___ EXCERPTED PASSAGE ___

With the default value of sched_wakeup_granularity_ns and the load range
I tested, as load and CPU utilization increases, preemptions increase, average
timeslice decreases, and time per task goes up. For a given task count, stealing
achieves higher utilization than base for the same count, so is hit harder by the
preemption effect than the base. Raising sched_wakeup_granularity_ns factors this
out of the comparison.

- Steve

>>>> baseline
>>>> grps time %busy slice sched idle wake %find steal
>>>> 1 8.084 75.02 0.10 105476 46291 59183 0.31 0
>>>> 2 13.892 85.33 0.10 190225 70958 119264 0.45 0
>>>> 3 19.668 89.04 0.10 263896 87047 176850 0.49 0
>>>> 4 25.279 91.28 0.10 322171 94691 227474 0.51 0
>>>> 8 47.832 94.86 0.09 630636 144141 486322 0.56 0
>>>>
>>>> new
>>>> grps time %busy slice sched idle wake %find steal %speedup
>>>> 1 5.938 96.80 0.24 31255 7190 24061 0.63 7433 36.1
>>>> 2 11.491 99.23 0.16 74097 4578 69512 0.84 19463 20.9
>>>> 3 16.987 99.66 0.15 115824 1985 113826 0.77 24707 15.8
>>>> 4 22.504 99.80 0.14 167188 2385 164786 0.75 29353 12.3
>>>> 8 44.441 99.86 0.11 389153 1616 387401 0.67 38190 7.6
>>>>
>>>> Elapsed time improves by 8 to 36%, and CPU busy utilization is up
>>>> by 5 to 22% hitting 99% for 2 or more groups (80 or more tasks).
>>>> The cost is at most 0.4% more find time.

___ SUPPLIED RECORDS ___

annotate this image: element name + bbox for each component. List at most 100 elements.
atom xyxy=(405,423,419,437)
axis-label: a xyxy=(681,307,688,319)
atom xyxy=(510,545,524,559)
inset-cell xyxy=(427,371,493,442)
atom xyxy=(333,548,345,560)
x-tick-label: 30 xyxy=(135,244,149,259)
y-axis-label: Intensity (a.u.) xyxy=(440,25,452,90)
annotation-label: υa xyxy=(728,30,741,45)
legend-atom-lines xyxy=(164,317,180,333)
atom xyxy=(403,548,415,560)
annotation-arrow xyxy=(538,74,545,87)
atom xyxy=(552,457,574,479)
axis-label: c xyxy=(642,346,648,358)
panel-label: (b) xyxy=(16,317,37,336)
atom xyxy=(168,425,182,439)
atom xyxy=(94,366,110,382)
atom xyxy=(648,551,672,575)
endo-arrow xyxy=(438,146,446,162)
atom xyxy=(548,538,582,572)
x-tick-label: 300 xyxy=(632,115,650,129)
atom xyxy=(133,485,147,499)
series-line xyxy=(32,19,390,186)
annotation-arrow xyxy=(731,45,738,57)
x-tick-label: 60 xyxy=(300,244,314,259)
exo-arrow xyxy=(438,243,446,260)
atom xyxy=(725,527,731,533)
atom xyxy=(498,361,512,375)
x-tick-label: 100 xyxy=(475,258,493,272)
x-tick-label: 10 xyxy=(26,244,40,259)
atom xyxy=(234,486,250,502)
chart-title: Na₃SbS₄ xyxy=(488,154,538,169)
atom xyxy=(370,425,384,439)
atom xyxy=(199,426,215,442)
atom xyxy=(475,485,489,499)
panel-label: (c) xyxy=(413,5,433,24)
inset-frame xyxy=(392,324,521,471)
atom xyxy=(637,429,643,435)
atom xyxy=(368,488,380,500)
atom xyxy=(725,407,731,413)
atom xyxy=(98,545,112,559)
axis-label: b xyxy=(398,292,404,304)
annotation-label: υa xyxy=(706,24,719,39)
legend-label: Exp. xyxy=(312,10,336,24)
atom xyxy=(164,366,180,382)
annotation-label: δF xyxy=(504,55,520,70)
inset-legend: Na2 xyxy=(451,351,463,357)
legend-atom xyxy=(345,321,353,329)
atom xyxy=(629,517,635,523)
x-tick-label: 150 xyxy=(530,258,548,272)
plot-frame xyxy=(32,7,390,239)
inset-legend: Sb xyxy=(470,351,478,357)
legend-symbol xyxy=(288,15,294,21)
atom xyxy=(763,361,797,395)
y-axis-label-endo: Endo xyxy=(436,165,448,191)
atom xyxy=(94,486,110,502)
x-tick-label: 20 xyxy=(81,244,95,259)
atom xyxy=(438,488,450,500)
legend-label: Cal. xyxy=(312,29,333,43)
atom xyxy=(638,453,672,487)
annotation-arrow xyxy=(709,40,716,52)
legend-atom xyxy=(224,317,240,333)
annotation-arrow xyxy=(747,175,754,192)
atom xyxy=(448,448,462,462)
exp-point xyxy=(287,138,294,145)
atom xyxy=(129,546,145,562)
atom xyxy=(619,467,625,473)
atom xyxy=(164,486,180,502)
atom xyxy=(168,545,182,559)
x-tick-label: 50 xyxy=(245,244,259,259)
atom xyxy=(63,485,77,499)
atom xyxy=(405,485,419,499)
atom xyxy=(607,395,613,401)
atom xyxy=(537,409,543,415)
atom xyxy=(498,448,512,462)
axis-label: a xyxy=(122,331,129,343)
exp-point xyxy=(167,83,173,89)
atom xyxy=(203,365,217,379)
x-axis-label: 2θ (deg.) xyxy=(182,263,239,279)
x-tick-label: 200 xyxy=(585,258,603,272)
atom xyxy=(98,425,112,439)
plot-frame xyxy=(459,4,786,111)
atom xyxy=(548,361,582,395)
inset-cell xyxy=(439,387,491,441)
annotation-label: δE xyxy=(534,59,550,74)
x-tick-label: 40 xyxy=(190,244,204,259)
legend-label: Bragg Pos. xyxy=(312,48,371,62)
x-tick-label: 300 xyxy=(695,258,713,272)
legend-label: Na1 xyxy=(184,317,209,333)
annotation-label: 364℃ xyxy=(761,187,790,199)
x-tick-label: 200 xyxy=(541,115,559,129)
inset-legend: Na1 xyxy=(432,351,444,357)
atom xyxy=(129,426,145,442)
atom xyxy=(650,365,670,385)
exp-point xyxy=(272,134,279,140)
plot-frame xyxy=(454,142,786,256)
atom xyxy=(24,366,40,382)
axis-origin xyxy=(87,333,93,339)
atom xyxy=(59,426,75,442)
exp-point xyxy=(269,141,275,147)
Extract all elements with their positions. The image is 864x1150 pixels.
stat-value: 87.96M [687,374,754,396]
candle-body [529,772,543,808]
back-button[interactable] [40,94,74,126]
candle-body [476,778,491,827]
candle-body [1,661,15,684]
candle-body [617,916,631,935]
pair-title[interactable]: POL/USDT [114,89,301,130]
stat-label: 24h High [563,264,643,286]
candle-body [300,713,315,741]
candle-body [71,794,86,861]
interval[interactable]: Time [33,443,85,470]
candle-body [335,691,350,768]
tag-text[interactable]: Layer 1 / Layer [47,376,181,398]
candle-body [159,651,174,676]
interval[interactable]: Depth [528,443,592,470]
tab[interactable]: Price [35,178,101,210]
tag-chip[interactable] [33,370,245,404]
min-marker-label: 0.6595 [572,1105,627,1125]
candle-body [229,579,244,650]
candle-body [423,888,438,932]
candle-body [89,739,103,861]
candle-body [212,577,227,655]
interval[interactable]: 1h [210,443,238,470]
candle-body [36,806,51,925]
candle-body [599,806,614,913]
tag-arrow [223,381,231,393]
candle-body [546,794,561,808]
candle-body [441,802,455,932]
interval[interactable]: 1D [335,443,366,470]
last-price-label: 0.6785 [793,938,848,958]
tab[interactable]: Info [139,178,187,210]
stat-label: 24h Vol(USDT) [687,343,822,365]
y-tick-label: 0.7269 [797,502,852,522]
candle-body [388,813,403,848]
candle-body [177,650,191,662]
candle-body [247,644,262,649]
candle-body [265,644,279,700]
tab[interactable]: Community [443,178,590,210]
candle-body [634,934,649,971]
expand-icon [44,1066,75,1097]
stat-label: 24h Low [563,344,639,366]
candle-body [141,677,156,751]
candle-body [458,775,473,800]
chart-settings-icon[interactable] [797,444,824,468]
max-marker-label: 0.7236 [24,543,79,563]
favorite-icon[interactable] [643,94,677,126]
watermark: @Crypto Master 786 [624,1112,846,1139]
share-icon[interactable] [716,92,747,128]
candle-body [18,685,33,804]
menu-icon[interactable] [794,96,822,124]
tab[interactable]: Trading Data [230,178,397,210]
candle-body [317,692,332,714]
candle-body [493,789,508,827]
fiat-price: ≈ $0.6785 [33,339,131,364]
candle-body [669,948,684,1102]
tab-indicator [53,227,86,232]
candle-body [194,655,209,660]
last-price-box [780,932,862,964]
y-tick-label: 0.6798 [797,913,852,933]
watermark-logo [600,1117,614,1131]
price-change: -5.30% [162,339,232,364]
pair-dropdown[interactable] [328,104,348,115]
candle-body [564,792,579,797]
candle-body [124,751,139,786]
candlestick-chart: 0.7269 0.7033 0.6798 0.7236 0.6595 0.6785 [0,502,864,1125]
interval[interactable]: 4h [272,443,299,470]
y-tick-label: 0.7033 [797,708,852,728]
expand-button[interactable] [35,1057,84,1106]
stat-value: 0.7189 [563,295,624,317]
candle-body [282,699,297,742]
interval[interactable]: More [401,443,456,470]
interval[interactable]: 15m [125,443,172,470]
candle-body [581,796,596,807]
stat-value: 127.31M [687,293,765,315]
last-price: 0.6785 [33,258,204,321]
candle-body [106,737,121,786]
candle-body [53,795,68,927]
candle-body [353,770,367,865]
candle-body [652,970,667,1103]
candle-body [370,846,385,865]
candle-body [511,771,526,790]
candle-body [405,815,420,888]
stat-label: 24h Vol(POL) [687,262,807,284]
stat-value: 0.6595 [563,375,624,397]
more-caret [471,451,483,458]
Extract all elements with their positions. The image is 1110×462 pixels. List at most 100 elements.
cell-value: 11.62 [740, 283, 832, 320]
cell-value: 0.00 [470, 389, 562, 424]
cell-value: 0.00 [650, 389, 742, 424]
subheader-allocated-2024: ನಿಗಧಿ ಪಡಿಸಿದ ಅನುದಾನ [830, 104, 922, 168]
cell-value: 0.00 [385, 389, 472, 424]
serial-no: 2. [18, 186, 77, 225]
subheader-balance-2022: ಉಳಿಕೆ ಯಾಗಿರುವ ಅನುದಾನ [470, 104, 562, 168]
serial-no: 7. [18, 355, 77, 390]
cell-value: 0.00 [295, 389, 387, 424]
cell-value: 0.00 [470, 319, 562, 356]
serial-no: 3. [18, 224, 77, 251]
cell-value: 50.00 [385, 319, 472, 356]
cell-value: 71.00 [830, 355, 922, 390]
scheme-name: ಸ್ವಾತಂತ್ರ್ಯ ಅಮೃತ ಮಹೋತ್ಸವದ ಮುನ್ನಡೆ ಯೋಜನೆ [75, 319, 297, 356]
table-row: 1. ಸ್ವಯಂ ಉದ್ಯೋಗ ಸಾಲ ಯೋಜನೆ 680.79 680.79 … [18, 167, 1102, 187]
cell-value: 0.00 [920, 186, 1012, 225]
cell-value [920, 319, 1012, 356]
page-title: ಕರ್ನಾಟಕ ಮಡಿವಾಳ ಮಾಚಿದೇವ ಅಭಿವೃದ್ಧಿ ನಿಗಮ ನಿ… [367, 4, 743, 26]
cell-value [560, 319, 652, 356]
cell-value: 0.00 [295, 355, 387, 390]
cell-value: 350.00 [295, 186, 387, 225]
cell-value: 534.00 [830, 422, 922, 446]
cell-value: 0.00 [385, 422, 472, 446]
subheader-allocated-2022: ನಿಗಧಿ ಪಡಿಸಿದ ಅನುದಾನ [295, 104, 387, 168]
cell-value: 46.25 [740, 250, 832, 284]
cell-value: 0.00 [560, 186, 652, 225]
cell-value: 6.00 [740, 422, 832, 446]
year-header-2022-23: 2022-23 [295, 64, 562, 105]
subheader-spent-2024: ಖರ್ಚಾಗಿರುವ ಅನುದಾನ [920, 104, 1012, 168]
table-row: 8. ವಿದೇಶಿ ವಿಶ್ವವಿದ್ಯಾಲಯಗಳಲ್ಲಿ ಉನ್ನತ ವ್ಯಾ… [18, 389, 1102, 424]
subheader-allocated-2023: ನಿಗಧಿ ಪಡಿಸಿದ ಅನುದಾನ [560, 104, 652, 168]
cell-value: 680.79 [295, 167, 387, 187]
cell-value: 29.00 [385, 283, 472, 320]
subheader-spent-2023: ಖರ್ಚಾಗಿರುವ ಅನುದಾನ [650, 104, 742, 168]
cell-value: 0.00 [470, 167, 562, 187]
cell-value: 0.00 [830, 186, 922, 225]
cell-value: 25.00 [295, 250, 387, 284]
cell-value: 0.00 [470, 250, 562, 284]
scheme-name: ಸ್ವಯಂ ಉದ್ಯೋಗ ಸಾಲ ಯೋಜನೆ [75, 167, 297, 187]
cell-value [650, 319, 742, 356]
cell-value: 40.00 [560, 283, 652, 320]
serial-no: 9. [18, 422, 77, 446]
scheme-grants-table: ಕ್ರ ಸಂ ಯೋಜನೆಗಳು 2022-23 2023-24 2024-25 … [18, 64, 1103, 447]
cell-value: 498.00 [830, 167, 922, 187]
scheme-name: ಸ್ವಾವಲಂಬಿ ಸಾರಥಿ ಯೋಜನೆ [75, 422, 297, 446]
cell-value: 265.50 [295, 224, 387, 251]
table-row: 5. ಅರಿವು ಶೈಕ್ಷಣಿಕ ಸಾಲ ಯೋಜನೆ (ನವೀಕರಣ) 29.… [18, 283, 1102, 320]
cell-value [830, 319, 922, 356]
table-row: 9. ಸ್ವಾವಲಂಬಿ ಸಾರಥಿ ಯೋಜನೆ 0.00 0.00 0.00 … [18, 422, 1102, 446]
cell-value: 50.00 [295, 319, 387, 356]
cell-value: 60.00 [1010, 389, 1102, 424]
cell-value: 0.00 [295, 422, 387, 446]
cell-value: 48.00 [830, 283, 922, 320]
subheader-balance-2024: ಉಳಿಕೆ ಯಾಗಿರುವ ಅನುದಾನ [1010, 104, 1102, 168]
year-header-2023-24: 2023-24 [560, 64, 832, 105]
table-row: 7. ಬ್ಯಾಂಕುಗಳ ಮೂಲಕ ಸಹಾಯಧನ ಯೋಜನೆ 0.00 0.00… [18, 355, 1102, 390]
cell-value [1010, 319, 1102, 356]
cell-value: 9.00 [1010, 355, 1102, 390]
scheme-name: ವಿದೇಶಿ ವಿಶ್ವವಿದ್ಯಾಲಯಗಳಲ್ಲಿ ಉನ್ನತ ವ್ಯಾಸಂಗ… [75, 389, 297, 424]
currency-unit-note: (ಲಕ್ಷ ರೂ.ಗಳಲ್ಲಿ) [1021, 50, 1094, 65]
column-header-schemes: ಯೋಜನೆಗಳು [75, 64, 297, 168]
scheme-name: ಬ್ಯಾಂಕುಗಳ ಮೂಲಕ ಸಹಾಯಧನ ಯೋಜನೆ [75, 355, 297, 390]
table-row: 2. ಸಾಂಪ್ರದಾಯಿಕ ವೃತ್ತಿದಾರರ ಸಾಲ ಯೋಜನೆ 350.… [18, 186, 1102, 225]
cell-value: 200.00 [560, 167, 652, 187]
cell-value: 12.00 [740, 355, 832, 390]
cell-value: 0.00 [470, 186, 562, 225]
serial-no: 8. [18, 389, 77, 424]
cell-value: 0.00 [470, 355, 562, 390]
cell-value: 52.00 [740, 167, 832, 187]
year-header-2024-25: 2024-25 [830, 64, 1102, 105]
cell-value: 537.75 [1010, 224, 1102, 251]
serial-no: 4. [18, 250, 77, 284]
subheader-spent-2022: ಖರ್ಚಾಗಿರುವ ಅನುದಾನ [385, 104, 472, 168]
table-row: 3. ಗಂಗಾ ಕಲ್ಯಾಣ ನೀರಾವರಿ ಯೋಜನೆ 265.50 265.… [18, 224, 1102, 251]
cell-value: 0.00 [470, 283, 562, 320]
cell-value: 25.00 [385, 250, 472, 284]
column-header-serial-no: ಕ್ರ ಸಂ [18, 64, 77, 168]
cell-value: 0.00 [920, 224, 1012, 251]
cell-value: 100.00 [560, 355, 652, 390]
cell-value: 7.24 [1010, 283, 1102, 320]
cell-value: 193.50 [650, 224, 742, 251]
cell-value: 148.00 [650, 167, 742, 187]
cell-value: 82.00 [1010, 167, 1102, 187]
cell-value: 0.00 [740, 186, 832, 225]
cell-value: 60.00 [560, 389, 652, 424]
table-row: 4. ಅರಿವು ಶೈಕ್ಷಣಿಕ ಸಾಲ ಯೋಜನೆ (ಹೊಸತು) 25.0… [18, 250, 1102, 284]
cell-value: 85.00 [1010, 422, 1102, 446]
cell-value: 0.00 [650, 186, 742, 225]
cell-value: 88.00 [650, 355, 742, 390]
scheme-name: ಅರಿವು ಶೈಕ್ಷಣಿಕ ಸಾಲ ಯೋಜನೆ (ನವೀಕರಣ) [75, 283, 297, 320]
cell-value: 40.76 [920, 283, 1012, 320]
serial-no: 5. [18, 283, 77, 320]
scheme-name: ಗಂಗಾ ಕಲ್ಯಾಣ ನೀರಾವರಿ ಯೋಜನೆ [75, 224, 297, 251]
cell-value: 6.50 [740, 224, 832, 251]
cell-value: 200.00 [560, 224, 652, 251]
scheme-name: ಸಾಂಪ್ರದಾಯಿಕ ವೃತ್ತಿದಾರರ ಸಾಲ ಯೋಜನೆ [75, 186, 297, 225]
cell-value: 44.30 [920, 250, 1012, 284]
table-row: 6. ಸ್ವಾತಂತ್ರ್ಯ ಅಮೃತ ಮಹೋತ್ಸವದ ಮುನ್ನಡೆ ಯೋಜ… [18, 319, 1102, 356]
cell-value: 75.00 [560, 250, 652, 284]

___

EXERCISE INSTRUCTIONS >>
Answer from the scheduler benchmark passage:
(a) What happens to the average timeslice as load and CPU utilization increase?
(b) What CPU busy utilization does the new version reach for 2 or more groups?
(c) What cost does the passage give for the change?

YOUR SOLUTION >>
(a) It decreases.
(b) 99%.
(c) At most 0.4% more find time.